#### TASK TO COMPLETE:
In the records below, find each line containing the word "name" and copy it.

|---|

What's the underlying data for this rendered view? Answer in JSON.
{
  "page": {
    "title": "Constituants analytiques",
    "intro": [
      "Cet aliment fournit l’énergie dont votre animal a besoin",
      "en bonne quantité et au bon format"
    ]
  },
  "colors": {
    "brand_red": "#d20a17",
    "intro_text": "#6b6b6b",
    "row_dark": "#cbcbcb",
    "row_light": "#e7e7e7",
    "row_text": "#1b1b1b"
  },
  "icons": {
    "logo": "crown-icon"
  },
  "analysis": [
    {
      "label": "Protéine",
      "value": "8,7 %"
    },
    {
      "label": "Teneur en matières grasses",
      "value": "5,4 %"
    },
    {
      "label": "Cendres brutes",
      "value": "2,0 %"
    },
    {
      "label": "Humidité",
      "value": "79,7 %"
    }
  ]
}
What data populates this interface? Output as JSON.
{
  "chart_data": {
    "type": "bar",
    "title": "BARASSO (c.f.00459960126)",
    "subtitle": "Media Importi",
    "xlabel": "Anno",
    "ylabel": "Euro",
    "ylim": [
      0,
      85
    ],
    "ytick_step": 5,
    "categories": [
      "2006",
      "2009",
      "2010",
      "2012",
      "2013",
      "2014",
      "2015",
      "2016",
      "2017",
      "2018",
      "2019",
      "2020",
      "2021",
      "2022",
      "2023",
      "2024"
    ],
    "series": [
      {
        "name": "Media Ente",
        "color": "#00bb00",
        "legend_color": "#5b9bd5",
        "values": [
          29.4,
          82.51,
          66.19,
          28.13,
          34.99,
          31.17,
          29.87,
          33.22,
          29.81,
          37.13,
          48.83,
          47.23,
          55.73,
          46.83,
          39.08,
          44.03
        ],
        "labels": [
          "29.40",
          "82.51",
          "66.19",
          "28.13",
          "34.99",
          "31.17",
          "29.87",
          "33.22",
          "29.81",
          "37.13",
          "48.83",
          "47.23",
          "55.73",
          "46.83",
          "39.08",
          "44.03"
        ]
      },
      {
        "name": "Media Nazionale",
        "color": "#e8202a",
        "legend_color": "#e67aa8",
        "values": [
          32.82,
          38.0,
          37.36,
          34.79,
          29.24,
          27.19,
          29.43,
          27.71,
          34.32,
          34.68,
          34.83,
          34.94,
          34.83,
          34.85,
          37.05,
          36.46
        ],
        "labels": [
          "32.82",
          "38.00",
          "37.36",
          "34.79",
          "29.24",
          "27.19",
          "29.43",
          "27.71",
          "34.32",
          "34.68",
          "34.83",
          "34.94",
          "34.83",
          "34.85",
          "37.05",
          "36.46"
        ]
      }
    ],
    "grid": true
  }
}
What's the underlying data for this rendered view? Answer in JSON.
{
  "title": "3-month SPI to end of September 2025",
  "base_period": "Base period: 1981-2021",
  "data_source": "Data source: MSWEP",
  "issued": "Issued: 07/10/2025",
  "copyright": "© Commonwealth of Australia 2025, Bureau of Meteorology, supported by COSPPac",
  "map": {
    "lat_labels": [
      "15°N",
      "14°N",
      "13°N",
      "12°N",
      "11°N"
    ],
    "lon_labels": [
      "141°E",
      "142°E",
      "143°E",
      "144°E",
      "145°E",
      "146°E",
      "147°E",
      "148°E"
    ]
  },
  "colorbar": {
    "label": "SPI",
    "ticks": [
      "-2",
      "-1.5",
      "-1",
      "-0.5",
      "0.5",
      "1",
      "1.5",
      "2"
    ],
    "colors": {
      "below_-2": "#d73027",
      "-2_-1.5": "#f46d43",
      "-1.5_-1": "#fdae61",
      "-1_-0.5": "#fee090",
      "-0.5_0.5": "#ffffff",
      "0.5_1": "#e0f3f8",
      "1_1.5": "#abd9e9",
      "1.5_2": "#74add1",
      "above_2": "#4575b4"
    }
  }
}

|---|

#### COMPLETE RESPONSE:
        "name": "Media Ente",
        "name": "Media Nazionale",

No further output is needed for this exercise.